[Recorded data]
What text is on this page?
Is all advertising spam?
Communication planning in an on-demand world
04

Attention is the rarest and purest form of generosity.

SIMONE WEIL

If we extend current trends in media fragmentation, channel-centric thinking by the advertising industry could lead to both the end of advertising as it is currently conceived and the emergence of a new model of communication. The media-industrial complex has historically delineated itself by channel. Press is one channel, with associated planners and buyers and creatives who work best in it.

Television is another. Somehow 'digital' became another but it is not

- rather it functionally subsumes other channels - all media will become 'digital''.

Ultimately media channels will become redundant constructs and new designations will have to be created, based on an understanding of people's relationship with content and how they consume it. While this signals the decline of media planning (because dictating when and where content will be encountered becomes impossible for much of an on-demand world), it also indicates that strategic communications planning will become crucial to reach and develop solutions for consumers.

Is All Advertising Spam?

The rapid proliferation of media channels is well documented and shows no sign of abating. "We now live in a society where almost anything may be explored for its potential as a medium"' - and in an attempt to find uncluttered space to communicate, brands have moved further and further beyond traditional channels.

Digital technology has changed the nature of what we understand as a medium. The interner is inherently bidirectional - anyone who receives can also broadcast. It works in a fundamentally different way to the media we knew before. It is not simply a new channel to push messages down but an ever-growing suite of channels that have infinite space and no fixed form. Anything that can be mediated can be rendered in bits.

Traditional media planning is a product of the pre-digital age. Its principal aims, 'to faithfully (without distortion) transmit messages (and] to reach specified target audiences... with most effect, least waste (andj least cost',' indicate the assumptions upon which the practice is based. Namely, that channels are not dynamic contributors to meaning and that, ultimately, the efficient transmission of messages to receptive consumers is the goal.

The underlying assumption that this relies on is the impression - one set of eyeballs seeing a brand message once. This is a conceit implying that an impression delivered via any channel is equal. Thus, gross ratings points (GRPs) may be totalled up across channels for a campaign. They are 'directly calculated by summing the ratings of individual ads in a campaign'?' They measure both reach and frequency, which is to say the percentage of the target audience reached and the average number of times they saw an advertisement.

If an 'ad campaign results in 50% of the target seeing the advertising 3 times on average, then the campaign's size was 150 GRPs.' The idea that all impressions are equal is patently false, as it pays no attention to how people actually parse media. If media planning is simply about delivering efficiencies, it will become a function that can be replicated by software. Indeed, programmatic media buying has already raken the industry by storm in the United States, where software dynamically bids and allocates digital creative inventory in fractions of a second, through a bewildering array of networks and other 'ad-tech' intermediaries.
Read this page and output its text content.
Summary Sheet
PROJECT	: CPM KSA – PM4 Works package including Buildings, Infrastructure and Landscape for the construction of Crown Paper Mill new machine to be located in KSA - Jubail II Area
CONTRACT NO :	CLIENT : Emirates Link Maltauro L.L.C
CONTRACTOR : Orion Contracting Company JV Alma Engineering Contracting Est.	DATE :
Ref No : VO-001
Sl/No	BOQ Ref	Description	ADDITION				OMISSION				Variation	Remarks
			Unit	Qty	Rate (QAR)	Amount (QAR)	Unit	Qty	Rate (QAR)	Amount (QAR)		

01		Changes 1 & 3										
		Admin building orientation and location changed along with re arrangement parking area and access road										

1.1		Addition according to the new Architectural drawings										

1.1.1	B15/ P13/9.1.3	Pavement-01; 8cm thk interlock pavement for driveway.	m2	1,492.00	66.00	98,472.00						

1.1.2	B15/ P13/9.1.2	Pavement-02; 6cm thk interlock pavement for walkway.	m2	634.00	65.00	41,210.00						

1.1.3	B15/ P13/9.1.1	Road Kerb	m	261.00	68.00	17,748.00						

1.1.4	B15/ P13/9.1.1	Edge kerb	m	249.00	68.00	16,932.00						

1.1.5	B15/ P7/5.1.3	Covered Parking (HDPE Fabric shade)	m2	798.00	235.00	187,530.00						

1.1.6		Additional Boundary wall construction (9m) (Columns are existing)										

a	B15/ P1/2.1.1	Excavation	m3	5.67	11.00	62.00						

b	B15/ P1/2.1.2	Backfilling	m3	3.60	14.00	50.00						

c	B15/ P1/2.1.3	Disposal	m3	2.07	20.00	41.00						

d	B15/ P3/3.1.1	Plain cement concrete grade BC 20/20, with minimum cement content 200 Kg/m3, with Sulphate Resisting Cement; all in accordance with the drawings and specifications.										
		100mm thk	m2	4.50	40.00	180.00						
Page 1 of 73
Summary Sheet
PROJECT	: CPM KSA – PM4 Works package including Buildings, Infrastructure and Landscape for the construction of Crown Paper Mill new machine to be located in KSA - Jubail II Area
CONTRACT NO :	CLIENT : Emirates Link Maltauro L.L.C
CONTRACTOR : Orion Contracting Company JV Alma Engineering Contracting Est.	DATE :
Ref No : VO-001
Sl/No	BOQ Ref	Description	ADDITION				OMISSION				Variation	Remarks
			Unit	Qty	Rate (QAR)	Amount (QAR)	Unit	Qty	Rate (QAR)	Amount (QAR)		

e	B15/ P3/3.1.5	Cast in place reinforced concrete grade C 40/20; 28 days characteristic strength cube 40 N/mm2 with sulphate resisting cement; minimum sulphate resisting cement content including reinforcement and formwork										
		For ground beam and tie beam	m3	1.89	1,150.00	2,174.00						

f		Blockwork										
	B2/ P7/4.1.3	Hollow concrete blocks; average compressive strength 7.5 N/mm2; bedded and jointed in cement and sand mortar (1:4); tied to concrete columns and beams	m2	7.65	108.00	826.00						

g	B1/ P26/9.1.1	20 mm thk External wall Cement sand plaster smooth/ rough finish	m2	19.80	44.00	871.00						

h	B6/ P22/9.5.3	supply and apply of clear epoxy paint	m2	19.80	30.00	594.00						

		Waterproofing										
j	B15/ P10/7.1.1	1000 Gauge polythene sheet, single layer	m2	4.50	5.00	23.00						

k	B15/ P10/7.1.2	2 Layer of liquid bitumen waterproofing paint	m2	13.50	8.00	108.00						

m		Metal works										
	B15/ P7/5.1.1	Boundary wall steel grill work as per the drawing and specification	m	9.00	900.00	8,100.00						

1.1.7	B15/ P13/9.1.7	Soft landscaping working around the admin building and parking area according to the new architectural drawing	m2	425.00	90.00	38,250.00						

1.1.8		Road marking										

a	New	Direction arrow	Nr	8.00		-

WHAT THE TASK REQUIRES: Give the number of lines that carry the word "simply", with nothing added.

WRITTEN ANSWER: 2